§ SET EXERCISE:
Without the images, print all the entries below exactly as given.
☆ ☆ ☆ ☆
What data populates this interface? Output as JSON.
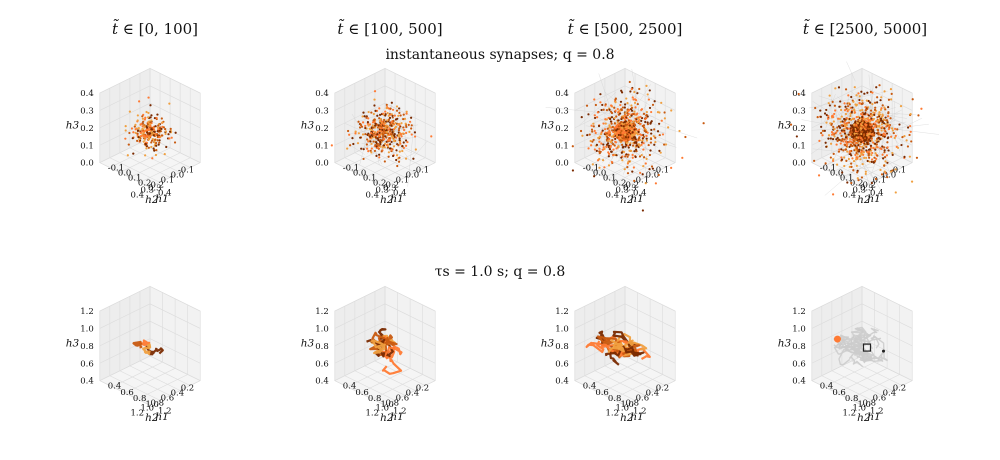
{
  "columns": [
    {
      "pre": "",
      "var": "t̃",
      "range": "∈ [0, 100]"
    },
    {
      "pre": "",
      "var": "t̃",
      "range": "∈ [100, 500]"
    },
    {
      "pre": "",
      "var": "t̃",
      "range": "∈ [500, 2500]"
    },
    {
      "pre": "",
      "var": "t̃",
      "range": "∈ [2500, 5000]"
    }
  ],
  "rows": [
    {
      "title": "instantaneous synapses; q = 0.8"
    },
    {
      "title": "τs = 1.0 s; q = 0.8"
    }
  ],
  "axes_labels": {
    "x": "h1",
    "y": "h2",
    "z": "h3"
  },
  "chart_data": [
    {
      "type": "scatter",
      "row": 0,
      "style": "3d-point-cloud",
      "columns": [
        "t̃ ∈ [0, 100]",
        "t̃ ∈ [100, 500]",
        "t̃ ∈ [500, 2500]",
        "t̃ ∈ [2500, 5000]"
      ],
      "x_ticks": [
        "-0.1",
        "0.0",
        "0.1",
        "0.2",
        "0.3",
        "0.4"
      ],
      "y_ticks": [
        "-0.1",
        "0.0",
        "0.1",
        "0.2",
        "0.3",
        "0.4"
      ],
      "z_ticks": [
        "0.0",
        "0.1",
        "0.2",
        "0.3",
        "0.4"
      ],
      "xlim": [
        -0.1,
        0.4
      ],
      "ylim": [
        -0.1,
        0.4
      ],
      "zlim": [
        0.0,
        0.4
      ],
      "cloud_center": [
        0.15,
        0.15,
        0.18
      ],
      "cloud_spread": [
        0.06,
        0.09,
        0.12,
        0.13
      ],
      "dense_core": [
        false,
        false,
        true,
        true
      ],
      "core_color": [
        "",
        "",
        "#ff7a33",
        "#7a2a00"
      ]
    },
    {
      "type": "line",
      "row": 1,
      "style": "3d-trajectory",
      "columns": [
        "t̃ ∈ [0, 100]",
        "t̃ ∈ [100, 500]",
        "t̃ ∈ [500, 2500]",
        "t̃ ∈ [2500, 5000]"
      ],
      "x_ticks": [
        "0.4",
        "0.6",
        "0.8",
        "1.0",
        "1.2"
      ],
      "y_ticks": [
        "0.2",
        "0.4",
        "0.6",
        "0.8",
        "1.0",
        "1.2"
      ],
      "z_ticks": [
        "0.4",
        "0.6",
        "0.8",
        "1.0",
        "1.2"
      ],
      "xlim": [
        0.4,
        1.2
      ],
      "ylim": [
        0.2,
        1.2
      ],
      "zlim": [
        0.4,
        1.2
      ],
      "traj_center": [
        0.8,
        0.75,
        0.8
      ],
      "traj_spread": [
        0.12,
        0.22,
        0.25,
        0.26
      ],
      "highlighted": [
        true,
        true,
        true,
        false
      ]
    }
  ],
  "colors": {
    "dark": "#7a2a00",
    "mid": "#c85a10",
    "orange": "#ff7a33",
    "light": "#f0a040",
    "gray": "#cccccc"
  }
}
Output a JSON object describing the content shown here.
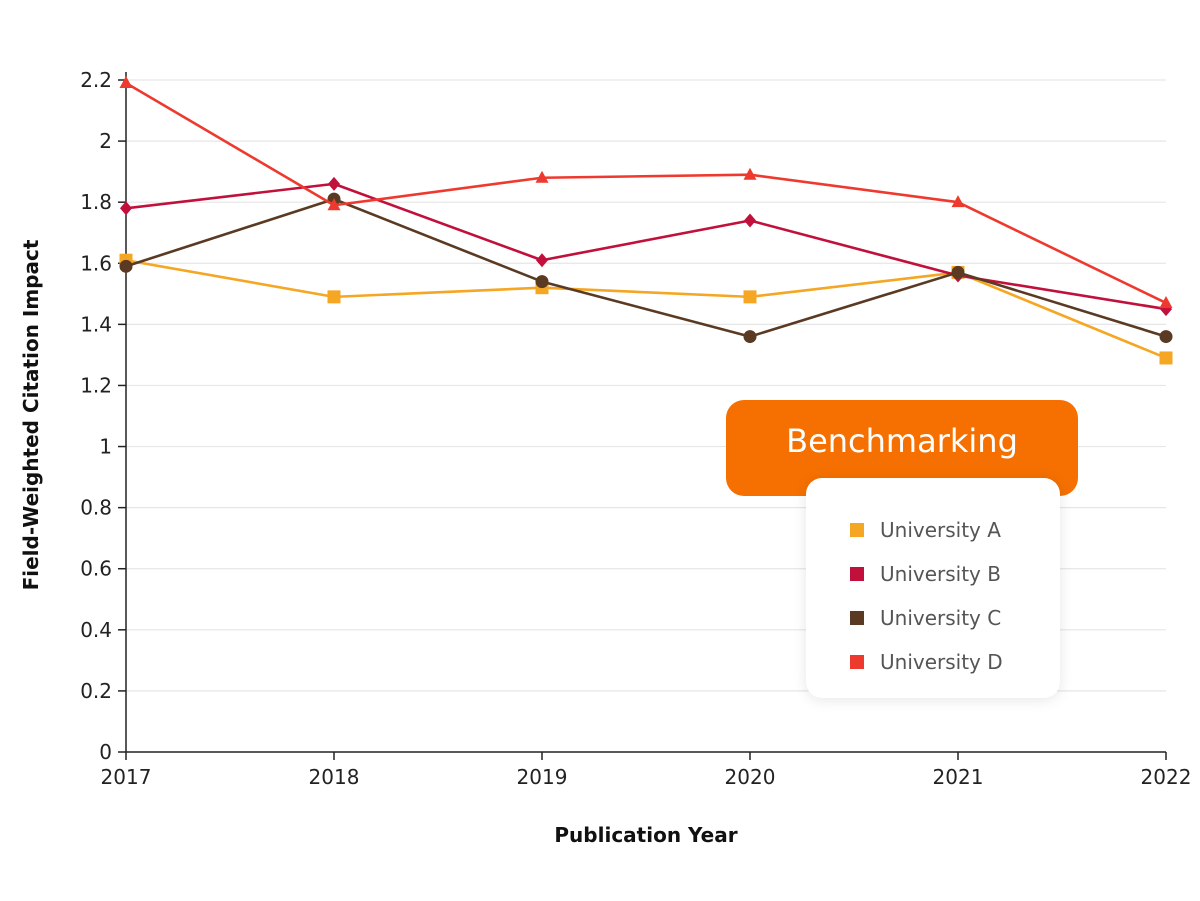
{
  "chart_data": {
    "type": "line",
    "title": "",
    "xlabel": "Publication Year",
    "ylabel": "Field-Weighted Citation Impact",
    "x": [
      "2017",
      "2018",
      "2019",
      "2020",
      "2021",
      "2022"
    ],
    "ylim": [
      0,
      2.2
    ],
    "yticks": [
      "0",
      "0.2",
      "0.4",
      "0.6",
      "0.8",
      "1",
      "1.2",
      "1.4",
      "1.6",
      "1.8",
      "2",
      "2.2"
    ],
    "grid": "horizontal",
    "legend": {
      "title": "Benchmarking",
      "placement": "bottom-right"
    },
    "series": [
      {
        "name": "University A",
        "color": "#f5a623",
        "marker": "square",
        "values": [
          1.61,
          1.49,
          1.52,
          1.49,
          1.57,
          1.29
        ]
      },
      {
        "name": "University B",
        "color": "#c0103b",
        "marker": "diamond",
        "values": [
          1.78,
          1.86,
          1.61,
          1.74,
          1.56,
          1.45
        ]
      },
      {
        "name": "University C",
        "color": "#5a3a22",
        "marker": "circle",
        "values": [
          1.59,
          1.81,
          1.54,
          1.36,
          1.57,
          1.36
        ]
      },
      {
        "name": "University D",
        "color": "#ee3a2e",
        "marker": "triangle",
        "values": [
          2.19,
          1.79,
          1.88,
          1.89,
          1.8,
          1.47
        ]
      }
    ]
  }
}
☆ ☆ ☆ ☆
§ OUTPUT FOR THIS EXERCISE:
What data populates this interface? Output as JSON.
{
  "columns": [
    {
      "pre": "",
      "var": "t̃",
      "range": "∈ [0, 100]"
    },
    {
      "pre": "",
      "var": "t̃",
      "range": "∈ [100, 500]"
    },
    {
      "pre": "",
      "var": "t̃",
      "range": "∈ [500, 2500]"
    },
    {
      "pre": "",
      "var": "t̃",
      "range": "∈ [2500, 5000]"
    }
  ],
  "rows": [
    {
      "title": "instantaneous synapses; q = 0.8"
    },
    {
      "title": "τs = 1.0 s; q = 0.8"
    }
  ],
  "axes_labels": {
    "x": "h1",
    "y": "h2",
    "z": "h3"
  },
  "chart_data": [
    {
      "type": "scatter",
      "row": 0,
      "style": "3d-point-cloud",
      "columns": [
        "t̃ ∈ [0, 100]",
        "t̃ ∈ [100, 500]",
        "t̃ ∈ [500, 2500]",
        "t̃ ∈ [2500, 5000]"
      ],
      "x_ticks": [
        "-0.1",
        "0.0",
        "0.1",
        "0.2",
        "0.3",
        "0.4"
      ],
      "y_ticks": [
        "-0.1",
        "0.0",
        "0.1",
        "0.2",
        "0.3",
        "0.4"
      ],
      "z_ticks": [
        "0.0",
        "0.1",
        "0.2",
        "0.3",
        "0.4"
      ],
      "xlim": [
        -0.1,
        0.4
      ],
      "ylim": [
        -0.1,
        0.4
      ],
      "zlim": [
        0.0,
        0.4
      ],
      "cloud_center": [
        0.15,
        0.15,
        0.18
      ],
      "cloud_spread": [
        0.06,
        0.09,
        0.12,
        0.13
      ],
      "dense_core": [
        false,
        false,
        true,
        true
      ],
      "core_color": [
        "",
        "",
        "#ff7a33",
        "#7a2a00"
      ]
    },
    {
      "type": "line",
      "row": 1,
      "style": "3d-trajectory",
      "columns": [
        "t̃ ∈ [0, 100]",
        "t̃ ∈ [100, 500]",
        "t̃ ∈ [500, 2500]",
        "t̃ ∈ [2500, 5000]"
      ],
      "x_ticks": [
        "0.4",
        "0.6",
        "0.8",
        "1.0",
        "1.2"
      ],
      "y_ticks": [
        "0.2",
        "0.4",
        "0.6",
        "0.8",
        "1.0",
        "1.2"
      ],
      "z_ticks": [
        "0.4",
        "0.6",
        "0.8",
        "1.0",
        "1.2"
      ],
      "xlim": [
        0.4,
        1.2
      ],
      "ylim": [
        0.2,
        1.2
      ],
      "zlim": [
        0.4,
        1.2
      ],
      "traj_center": [
        0.8,
        0.75,
        0.8
      ],
      "traj_spread": [
        0.12,
        0.22,
        0.25,
        0.26
      ],
      "highlighted": [
        true,
        true,
        true,
        false
      ]
    }
  ],
  "colors": {
    "dark": "#7a2a00",
    "mid": "#c85a10",
    "orange": "#ff7a33",
    "light": "#f0a040",
    "gray": "#cccccc"
  }
}
Output a JSON object describing the content shown here.
{
  "chart_data": {
    "type": "line",
    "title": "",
    "xlabel": "Publication Year",
    "ylabel": "Field-Weighted Citation Impact",
    "x": [
      "2017",
      "2018",
      "2019",
      "2020",
      "2021",
      "2022"
    ],
    "ylim": [
      0,
      2.2
    ],
    "yticks": [
      "0",
      "0.2",
      "0.4",
      "0.6",
      "0.8",
      "1",
      "1.2",
      "1.4",
      "1.6",
      "1.8",
      "2",
      "2.2"
    ],
    "grid": "horizontal",
    "legend": {
      "title": "Benchmarking",
      "placement": "bottom-right"
    },
    "series": [
      {
        "name": "University A",
        "color": "#f5a623",
        "marker": "square",
        "values": [
          1.61,
          1.49,
          1.52,
          1.49,
          1.57,
          1.29
        ]
      },
      {
        "name": "University B",
        "color": "#c0103b",
        "marker": "diamond",
        "values": [
          1.78,
          1.86,
          1.61,
          1.74,
          1.56,
          1.45
        ]
      },
      {
        "name": "University C",
        "color": "#5a3a22",
        "marker": "circle",
        "values": [
          1.59,
          1.81,
          1.54,
          1.36,
          1.57,
          1.36
        ]
      },
      {
        "name": "University D",
        "color": "#ee3a2e",
        "marker": "triangle",
        "values": [
          2.19,
          1.79,
          1.88,
          1.89,
          1.8,
          1.47
        ]
      }
    ]
  }
}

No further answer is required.